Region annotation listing
-*-
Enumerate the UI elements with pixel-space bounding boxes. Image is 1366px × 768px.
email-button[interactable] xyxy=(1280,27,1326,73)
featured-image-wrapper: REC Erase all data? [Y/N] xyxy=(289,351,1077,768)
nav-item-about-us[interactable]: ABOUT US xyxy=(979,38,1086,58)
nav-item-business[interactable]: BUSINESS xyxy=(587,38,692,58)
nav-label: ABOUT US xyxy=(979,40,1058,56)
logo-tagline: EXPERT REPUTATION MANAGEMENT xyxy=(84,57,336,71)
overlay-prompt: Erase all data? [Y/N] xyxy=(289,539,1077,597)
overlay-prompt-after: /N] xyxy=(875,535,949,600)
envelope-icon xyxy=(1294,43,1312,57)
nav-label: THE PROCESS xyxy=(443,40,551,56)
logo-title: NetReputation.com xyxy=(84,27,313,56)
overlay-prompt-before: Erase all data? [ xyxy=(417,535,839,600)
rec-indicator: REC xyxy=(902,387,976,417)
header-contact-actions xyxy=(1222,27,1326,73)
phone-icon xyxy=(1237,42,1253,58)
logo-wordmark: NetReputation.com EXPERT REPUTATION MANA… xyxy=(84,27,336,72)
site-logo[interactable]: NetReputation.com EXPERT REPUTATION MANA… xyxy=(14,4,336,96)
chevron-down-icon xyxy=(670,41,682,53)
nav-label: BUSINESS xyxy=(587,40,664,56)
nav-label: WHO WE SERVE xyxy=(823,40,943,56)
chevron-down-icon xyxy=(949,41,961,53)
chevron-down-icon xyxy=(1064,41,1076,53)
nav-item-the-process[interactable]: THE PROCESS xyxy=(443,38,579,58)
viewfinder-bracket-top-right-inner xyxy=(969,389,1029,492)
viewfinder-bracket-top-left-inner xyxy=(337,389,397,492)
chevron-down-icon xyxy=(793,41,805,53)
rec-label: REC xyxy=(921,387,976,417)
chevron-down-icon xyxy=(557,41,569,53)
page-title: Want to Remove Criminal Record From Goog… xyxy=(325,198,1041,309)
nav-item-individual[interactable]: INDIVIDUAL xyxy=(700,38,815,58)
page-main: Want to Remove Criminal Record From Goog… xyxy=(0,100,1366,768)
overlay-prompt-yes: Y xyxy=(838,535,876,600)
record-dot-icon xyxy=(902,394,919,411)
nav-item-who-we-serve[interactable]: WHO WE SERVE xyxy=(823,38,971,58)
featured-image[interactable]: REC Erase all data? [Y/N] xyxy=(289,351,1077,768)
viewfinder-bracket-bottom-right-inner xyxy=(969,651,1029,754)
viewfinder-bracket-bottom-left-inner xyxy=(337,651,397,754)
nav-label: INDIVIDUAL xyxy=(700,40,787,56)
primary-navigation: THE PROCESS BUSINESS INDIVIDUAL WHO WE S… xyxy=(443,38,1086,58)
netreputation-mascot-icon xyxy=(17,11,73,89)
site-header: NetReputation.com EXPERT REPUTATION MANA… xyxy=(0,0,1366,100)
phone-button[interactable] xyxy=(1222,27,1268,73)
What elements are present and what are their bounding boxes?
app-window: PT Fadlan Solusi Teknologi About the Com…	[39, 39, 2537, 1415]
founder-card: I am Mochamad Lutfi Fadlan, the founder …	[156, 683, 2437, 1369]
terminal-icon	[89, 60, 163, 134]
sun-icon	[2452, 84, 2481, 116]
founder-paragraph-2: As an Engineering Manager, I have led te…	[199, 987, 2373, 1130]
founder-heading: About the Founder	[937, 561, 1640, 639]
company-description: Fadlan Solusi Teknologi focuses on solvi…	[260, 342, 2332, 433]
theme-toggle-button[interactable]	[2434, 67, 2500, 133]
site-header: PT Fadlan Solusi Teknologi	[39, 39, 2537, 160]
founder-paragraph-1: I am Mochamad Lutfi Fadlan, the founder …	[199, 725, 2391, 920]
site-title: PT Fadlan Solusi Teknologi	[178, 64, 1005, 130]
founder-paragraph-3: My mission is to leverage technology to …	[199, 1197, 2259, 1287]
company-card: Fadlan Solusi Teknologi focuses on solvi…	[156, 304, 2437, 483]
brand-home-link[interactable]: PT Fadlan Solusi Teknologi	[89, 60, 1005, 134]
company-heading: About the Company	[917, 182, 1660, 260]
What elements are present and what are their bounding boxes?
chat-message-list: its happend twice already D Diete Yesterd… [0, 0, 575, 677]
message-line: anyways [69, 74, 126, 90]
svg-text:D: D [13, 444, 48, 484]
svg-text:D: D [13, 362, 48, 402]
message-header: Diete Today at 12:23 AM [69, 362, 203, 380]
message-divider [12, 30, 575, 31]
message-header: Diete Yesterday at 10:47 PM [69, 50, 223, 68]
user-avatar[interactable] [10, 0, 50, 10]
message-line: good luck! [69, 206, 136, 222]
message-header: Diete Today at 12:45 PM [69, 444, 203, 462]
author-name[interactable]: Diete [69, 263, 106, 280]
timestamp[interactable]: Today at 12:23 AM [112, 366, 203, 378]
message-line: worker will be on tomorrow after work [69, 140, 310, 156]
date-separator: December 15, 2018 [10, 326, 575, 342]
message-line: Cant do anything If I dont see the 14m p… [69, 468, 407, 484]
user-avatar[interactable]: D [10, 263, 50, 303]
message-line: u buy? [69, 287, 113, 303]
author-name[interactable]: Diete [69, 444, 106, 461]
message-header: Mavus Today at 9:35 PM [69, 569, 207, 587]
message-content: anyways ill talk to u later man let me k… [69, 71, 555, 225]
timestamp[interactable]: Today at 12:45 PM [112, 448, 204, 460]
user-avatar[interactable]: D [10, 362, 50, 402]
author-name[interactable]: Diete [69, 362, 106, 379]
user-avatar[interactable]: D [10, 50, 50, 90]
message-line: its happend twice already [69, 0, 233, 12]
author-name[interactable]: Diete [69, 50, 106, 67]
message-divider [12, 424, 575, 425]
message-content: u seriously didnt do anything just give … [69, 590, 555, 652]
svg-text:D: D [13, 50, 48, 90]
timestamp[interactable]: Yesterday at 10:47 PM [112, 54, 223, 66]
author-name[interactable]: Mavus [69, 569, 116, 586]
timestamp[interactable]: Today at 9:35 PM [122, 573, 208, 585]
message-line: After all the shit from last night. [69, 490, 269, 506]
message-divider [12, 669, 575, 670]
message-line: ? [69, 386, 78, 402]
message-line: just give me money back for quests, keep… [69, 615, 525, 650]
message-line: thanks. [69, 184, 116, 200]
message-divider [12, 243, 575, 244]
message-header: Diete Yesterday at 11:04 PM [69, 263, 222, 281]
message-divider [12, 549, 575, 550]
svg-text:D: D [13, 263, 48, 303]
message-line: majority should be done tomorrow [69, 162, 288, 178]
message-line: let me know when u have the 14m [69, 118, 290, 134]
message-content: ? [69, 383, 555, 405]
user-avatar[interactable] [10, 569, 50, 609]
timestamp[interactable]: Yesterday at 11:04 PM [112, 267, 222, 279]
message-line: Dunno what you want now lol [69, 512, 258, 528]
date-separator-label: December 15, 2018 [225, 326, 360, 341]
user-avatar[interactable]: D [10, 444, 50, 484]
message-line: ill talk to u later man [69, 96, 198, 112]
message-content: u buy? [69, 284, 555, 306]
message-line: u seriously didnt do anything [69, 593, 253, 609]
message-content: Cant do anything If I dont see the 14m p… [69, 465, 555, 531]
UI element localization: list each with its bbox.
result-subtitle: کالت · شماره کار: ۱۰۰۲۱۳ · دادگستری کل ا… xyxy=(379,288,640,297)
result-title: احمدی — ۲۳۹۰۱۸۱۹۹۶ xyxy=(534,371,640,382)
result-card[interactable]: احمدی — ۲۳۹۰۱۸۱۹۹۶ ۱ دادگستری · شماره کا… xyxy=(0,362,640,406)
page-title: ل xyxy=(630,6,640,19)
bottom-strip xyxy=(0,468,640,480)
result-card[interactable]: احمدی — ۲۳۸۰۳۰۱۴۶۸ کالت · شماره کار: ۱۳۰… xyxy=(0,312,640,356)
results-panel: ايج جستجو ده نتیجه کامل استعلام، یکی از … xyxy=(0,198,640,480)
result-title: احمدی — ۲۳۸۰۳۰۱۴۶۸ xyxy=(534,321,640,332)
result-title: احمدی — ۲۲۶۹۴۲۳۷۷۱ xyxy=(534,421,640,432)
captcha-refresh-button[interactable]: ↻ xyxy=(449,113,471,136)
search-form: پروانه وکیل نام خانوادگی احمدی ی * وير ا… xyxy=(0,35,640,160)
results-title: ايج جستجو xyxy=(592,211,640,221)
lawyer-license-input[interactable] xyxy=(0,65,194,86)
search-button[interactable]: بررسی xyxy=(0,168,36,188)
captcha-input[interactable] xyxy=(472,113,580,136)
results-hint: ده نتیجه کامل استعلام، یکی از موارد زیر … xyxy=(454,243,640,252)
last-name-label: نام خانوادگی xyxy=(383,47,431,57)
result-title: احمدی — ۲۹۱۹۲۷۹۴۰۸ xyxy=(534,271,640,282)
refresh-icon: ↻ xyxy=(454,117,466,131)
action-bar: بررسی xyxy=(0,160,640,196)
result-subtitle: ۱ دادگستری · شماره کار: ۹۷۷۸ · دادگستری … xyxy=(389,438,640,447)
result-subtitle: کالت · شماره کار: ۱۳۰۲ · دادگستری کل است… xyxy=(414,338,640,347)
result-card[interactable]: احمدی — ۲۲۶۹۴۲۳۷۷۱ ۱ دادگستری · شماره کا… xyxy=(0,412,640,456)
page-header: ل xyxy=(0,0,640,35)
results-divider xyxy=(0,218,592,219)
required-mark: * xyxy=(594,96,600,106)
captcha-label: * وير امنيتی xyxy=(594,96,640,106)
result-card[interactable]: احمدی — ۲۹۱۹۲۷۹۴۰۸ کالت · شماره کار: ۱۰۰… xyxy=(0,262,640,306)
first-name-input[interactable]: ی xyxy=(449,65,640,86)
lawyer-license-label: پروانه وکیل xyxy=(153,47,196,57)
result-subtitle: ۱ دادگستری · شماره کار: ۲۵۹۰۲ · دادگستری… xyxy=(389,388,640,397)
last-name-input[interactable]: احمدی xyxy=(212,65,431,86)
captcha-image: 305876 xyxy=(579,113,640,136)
-*-
PROBLEM STATEMENT — Report each line of the listing that contains the string "بررسی". Matching is case-sensitive.

FINISHED TASK —
search-button[interactable]: بررسی xyxy=(0,168,36,188)
action-bar: بررسی xyxy=(0,160,640,196)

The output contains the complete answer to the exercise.